EXTRACTED INFORMATION –
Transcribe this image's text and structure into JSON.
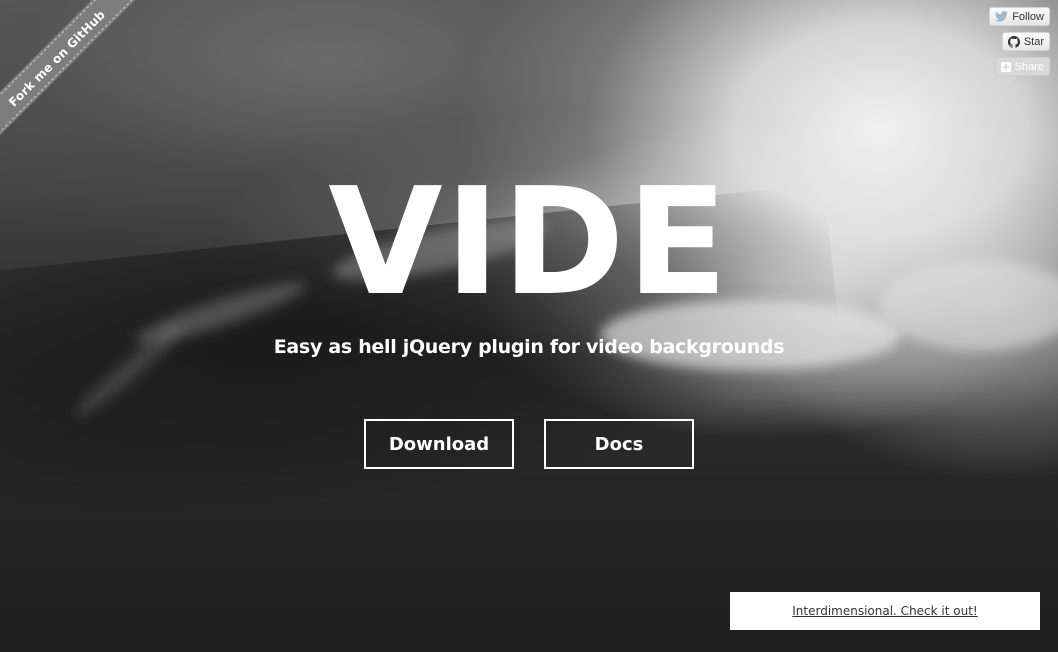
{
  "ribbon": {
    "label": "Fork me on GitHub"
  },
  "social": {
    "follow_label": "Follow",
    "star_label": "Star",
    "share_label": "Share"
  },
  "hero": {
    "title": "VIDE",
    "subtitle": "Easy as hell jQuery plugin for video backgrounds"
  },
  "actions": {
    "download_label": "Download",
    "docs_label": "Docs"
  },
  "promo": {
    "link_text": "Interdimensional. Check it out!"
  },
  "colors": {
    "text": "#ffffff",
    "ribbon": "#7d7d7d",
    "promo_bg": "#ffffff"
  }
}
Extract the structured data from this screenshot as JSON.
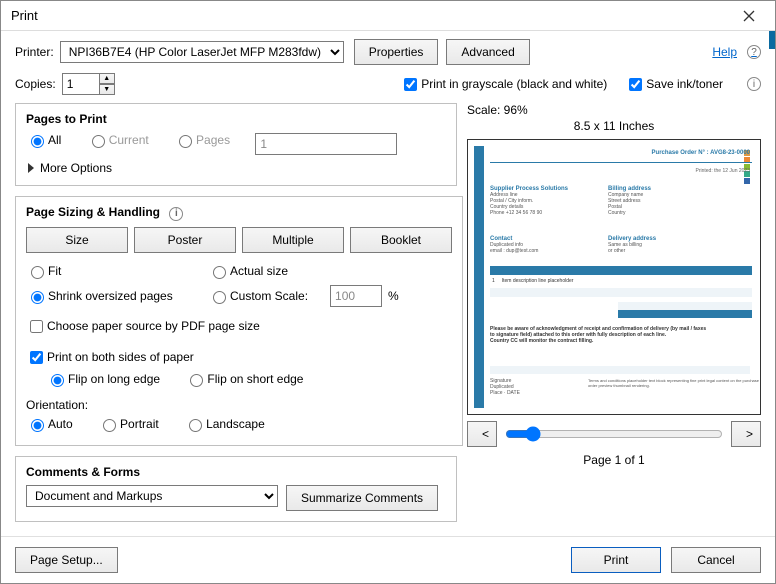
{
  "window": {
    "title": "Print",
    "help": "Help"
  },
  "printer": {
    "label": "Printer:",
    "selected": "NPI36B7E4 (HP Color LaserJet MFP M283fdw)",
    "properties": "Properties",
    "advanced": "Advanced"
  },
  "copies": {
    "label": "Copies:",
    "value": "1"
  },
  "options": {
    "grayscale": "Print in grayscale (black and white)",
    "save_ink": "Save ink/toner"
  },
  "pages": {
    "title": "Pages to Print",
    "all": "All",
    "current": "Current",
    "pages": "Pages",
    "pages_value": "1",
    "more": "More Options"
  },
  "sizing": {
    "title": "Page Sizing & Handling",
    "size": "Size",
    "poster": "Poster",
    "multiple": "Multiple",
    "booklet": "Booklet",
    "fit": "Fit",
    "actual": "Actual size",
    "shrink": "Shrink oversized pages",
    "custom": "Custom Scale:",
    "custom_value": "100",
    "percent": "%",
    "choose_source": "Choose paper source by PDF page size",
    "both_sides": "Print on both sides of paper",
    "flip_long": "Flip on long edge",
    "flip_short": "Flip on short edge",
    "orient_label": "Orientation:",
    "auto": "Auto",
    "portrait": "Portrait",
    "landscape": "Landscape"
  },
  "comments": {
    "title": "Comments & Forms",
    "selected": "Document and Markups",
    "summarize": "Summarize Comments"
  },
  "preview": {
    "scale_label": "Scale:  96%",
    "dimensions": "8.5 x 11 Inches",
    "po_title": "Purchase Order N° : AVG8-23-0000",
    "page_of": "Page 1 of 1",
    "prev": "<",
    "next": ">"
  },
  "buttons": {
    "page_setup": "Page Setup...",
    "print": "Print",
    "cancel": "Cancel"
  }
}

---

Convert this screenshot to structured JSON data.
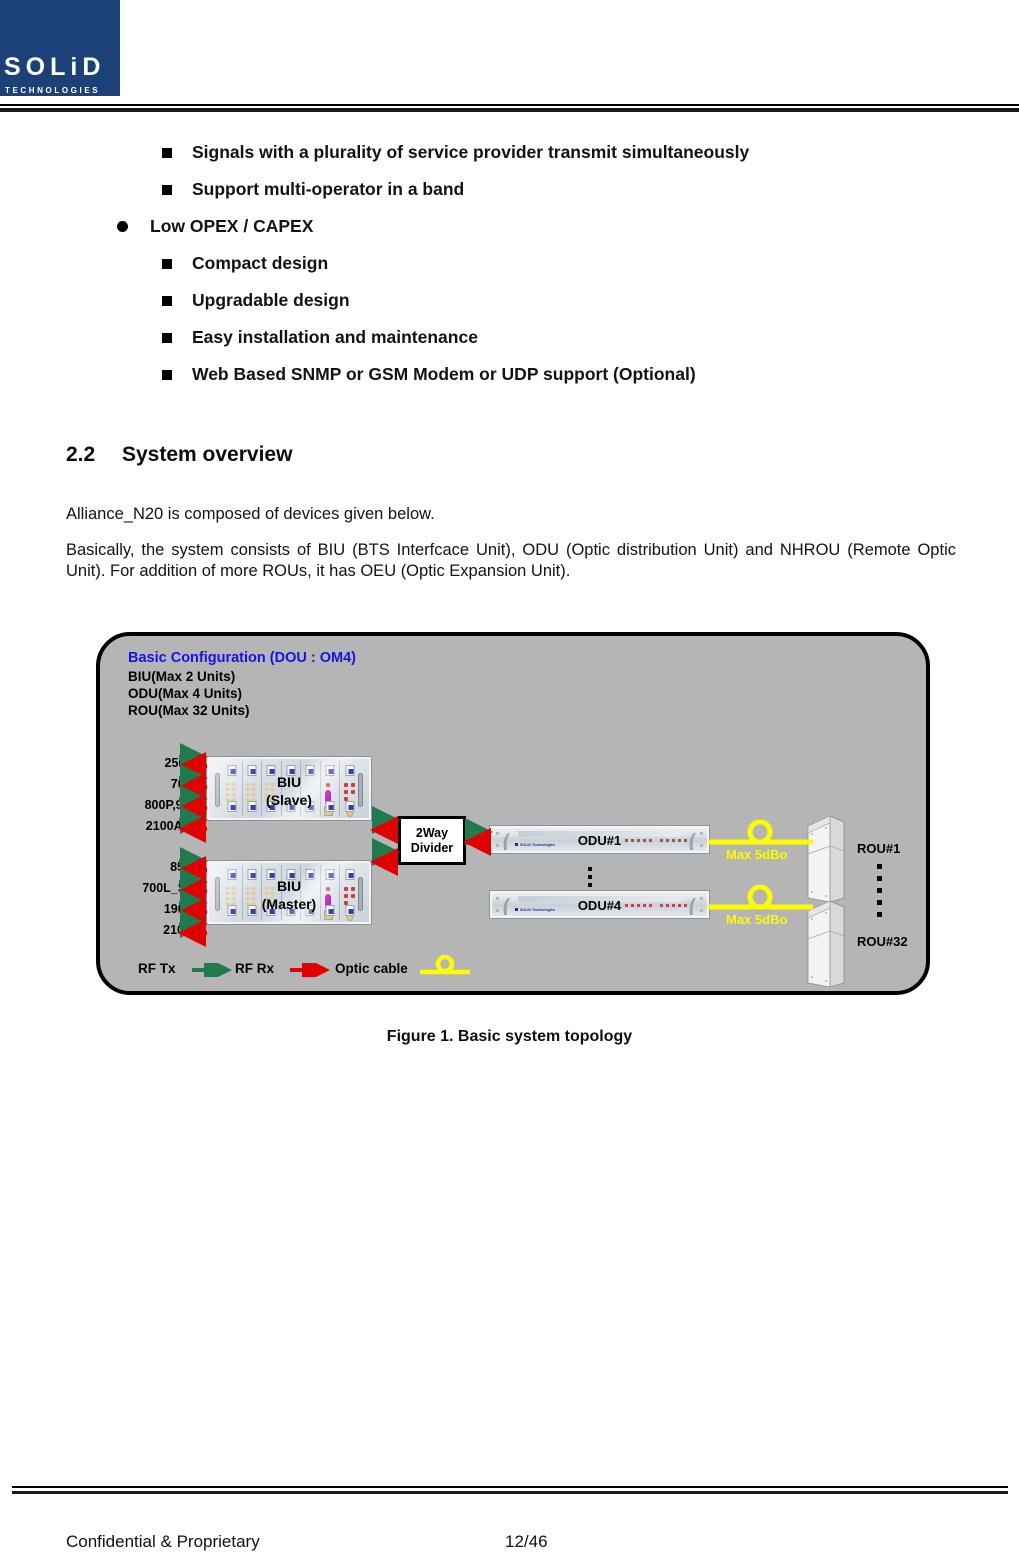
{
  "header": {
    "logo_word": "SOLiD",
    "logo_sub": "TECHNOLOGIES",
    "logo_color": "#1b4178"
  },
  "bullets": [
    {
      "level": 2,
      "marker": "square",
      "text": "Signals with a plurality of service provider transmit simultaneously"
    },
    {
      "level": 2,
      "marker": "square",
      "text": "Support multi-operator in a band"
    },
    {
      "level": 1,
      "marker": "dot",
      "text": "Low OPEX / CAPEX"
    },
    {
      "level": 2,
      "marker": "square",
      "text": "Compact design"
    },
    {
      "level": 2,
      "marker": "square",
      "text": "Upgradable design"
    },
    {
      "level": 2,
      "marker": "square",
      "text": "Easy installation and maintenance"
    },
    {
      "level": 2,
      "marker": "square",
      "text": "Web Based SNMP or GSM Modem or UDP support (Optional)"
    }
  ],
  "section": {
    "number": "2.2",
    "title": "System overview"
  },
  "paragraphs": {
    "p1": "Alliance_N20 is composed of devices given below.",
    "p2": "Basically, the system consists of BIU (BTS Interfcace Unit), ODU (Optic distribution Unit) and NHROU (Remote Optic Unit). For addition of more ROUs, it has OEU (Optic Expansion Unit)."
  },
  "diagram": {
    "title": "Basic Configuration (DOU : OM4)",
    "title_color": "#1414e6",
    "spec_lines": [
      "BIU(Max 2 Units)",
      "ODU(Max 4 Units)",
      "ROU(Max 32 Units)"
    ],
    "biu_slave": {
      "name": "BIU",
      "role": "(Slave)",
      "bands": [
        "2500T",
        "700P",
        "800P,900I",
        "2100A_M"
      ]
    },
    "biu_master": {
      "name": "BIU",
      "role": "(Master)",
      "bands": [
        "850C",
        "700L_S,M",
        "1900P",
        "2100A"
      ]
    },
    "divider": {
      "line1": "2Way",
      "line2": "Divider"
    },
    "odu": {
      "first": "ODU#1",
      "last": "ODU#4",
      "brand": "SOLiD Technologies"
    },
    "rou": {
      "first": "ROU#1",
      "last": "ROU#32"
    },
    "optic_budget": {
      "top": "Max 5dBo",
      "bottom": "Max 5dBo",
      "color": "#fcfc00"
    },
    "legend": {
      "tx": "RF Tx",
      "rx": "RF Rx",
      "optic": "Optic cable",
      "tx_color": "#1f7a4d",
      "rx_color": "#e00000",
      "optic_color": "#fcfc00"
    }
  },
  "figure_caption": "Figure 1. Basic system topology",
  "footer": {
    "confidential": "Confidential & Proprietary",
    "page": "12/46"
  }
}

WHAT IS BEING ASKED – Wherever "edge" shows up in a line, copy that line.

PROBLEM SOLUTION –
    "flip_long": "Flip on long edge",
    "flip_short": "Flip on short edge",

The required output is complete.